◆ Page text
--*--
Smile a lot and make sure you keep any hints of bitterness or anger out of the conversation, too. You’re trying to persuade this person to see things your way. Just remember, no matter how convincing your argument may be, the answer—for whatever reason—could always be “no.” You need to be ready to accept it with the same professionalism and grace that went into your request. If you don’t, you just might knock yourself out of a raise or promotion somewhere down the road!
- Dave 

 

(We’re Safe From Murphy, Right?)

Dear Dave,
My husband is getting ready to retire. With his pension, we’ll still have an income of about $52,000 a year. He thinks we don’t need an emergency fund because we’ll still have good money coming in on a regular basis. I’d feel better if we had one but I’m wondering what you think.
Karen

Dear Karen,
Of course, you need an emergency fund! If you’re breathing, you need an emergency fund!
A good pension can feel pretty solid, but there’s always the possibility of lost income or other emergencies. What if your car dies, or one of you experiences a major medical event? Life has teeth, and it can bite you at any time. A good, old-fashioned rainy-day fund will keep you from going into debt when the unexpected happens.
I recommend an emergency fund of three to six months of expenses. Put it in a good money market account with check writing privileges and a decent interest rate. That way, your money will work for you. With a solid, steady income you can lean toward the three-month side. Otherwise, I’d save up five or six months of expenses.
A fully funded emergency fund is great Murphy repellant, Karen. It will make you both feel better, plus it can turn a disaster into nothing more than a minor inconvenience!
- Dave

(short sale behind the scenes)

Dear Dave,
What goes on behind the scenes with a short sale? We’re trying to buy a house that way, but it seems like it’s taking forever.
Jennifer

Dear Jennifer,
A short sale, of course, is when a mortgage lien holder sells a house short of what it takes to pay off the mortgage, but gives a full release and delivers a clear title to the purchaser anyway.
Let’s say you want to buy a house with a $250,000 mortgage for $200,000. In that scenario the lien holder will be taking a $50,000 hit, so it has to be convinced that this is as much as they’ll be able to get for that particular house.
The lien holder will do what is called “due diligence.” It will order inspections and appraisals, and maybe even collect comparables – statistics and documentation on how well homes in that area are selling, and at what price range. That kind of stuff takes time.
The main thing working against you right now, though, is that while the number of short sales has risen dramatically, the number of people handling these transactions has not. Many lien holders are simply overwhelmed and understaffed, and some of the folks they have handling these deals are not exactly experts when it comes to short sales. Hang in there, Jennifer. This could work out really well!
- Dave

 

(curious about credit report)

Dear Dave,
I noticed recently that there have been several instances of companies asking for copies of my credit report. I’ve not done any business with these companies, and was under the impression they could only do things like this if you were trying to open an account with them.
Lynn

Dear Lynn,
According to the guidelines of the federal Fair Credit Reporting Act, anyone with a valid business reason can check your report with or without your permission. It’s not unusual today for employment applications to state that the company you’re interviewing with can even pull a copy of your credit report to use as part of their employee screening process.
--*--
◆ Source material
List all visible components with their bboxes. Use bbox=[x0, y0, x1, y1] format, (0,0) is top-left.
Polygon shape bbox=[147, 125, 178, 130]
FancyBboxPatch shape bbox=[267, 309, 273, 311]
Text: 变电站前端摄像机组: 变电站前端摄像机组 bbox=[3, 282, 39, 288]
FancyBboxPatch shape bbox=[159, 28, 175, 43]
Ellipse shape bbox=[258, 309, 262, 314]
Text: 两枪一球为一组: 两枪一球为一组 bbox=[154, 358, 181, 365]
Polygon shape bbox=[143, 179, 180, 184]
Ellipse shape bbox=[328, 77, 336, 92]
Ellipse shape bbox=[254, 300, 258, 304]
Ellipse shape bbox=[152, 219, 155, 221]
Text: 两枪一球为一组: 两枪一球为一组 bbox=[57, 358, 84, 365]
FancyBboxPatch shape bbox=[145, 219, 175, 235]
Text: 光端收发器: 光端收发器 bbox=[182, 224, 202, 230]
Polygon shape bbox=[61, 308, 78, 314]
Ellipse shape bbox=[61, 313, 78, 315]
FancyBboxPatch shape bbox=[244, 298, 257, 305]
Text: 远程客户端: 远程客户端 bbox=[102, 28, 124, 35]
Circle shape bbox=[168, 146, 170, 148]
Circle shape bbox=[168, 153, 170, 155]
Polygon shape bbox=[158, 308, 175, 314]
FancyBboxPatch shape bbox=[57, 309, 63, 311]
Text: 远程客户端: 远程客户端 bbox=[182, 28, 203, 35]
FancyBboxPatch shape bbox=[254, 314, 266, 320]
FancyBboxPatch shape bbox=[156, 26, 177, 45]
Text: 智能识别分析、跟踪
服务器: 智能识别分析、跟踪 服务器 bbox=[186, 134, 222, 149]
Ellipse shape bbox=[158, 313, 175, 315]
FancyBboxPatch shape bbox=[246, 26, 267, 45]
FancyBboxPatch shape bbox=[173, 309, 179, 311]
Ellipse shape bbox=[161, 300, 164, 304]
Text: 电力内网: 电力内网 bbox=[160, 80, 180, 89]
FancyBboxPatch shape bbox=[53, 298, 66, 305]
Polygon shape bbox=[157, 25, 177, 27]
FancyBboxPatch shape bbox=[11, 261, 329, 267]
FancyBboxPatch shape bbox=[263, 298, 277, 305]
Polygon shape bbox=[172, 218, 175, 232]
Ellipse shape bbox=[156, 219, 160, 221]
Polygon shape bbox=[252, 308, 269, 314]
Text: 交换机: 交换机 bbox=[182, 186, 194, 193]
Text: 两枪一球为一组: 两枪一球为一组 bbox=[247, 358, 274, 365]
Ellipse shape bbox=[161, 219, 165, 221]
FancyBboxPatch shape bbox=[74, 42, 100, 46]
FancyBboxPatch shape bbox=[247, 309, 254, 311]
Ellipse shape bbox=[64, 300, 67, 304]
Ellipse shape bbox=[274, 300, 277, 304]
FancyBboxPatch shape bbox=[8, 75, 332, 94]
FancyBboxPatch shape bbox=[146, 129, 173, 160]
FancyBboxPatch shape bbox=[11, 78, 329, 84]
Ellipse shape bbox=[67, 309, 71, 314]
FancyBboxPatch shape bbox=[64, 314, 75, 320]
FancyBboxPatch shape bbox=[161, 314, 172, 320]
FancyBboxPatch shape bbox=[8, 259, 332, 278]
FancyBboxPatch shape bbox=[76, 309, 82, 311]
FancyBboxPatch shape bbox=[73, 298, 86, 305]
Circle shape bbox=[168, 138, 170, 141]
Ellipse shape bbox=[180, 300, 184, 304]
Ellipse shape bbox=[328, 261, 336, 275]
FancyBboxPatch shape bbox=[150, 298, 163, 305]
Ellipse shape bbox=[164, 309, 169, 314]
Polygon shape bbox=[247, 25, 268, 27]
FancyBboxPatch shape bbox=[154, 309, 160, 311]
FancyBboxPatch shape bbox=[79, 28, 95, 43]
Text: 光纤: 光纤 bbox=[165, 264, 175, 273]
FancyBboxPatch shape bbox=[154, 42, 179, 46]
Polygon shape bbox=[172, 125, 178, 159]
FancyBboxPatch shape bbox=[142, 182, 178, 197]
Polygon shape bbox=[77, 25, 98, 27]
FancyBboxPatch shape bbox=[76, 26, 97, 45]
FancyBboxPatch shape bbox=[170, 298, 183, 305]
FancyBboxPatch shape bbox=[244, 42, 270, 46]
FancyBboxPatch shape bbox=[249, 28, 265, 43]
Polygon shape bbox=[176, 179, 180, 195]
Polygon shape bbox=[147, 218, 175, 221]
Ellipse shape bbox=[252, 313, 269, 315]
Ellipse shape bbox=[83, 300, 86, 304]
--*--
◆ Task brief
Can you write the next part of the money advice column, picking up after its last sentence? Nothing in the entries is needed here.

◆ Response to this task
If you haven’t been job hunting or applying for credit cards lately, it sounds to me like you’ve been hit with a load of marketing inquiries. Like most folks around the country, your mailbox is probably full of unsolicited credit card and home equity loan offers. The good news is that you can contact your bureau, and request a block for unsolicited marketing inquiries. This will help prevent companies from crawling through your bureau for the sole purpose of offering you stuff you didn’t request!
- Dave

(spoiled all around)

Dear Dave,
My husband and I are not on the same page when it comes to money and our three teenage daughters. I think they should learn to work and make some money, but he doesn’t care if they work or not. Plus, he insists on regularly buying them big-ticket items they don’t deserve like cameras and fancy phones. What can I do about this?
Susan

Dear Susan,
You’re right about one thing. Kids should learn to work and make money at an early age. I’ve given nice gifts to my kids, but the difference is that they work and make money for themselves, too. The nice gifts I gave them were for special occasions. Showering them with expensive toys all the time was not our way of life.
In this situation, your husband is allowing them to be nothing but consumers. They’re not learning how to work, and they’re not learning how to save or give. This is setting them up for a lifetime of unrealistic expectations, and it’s a really bad plan. If nothing changes you’re going to end up with kids who think they’re princesses. They’ll believe the entire world revolves around them, and the poor guys who marry them will spend the rest of their lives trying to keep three spoiled little girls happy.
Still, I think the biggest problem here is that you and your husband are experiencing a marital breakdown. If the kids were taken out of the picture, the same problems would still be there. The difference is that they would manifest themselves in other ways. He needs to stop being so impulsive, but maybe you could lighten up a little and try to establish some guidelines as to when gifts are appropriate. There’s a middle ground you guys can reach, but it’s going to take some time and effort. Most of all it means the two of you are going to have to work together!
- Dave

(worried about the future)

Dear Dave,
I’m worried about my parents and their finances. They’re both in their fifties, and they’re not being very responsible with their money. I’m especially concerned about what this could mean when they reach old age. Do you have any advice on how I could help them manage things better?
Corey

Dear Corey,
It sounds like you may have already run into what I call “Powdered Butt Syndrome.” Once someone has powdered your butt, they really don’t want your advice on anything. Sometimes parents will grow to the point where they respect and even seek counsel from their children. But the reality is that most adults simply don’t want unsolicited advice.
I’m on the radio every day giving financial advice to people, but I don’t grab them by the throats and make them listen. I encounter or hear about people doing dumb things all the time, and in most cases I mind my own business. Now, it’s a different story if someone asks for my opinion. At that point, I’m obligated to tell them what I think.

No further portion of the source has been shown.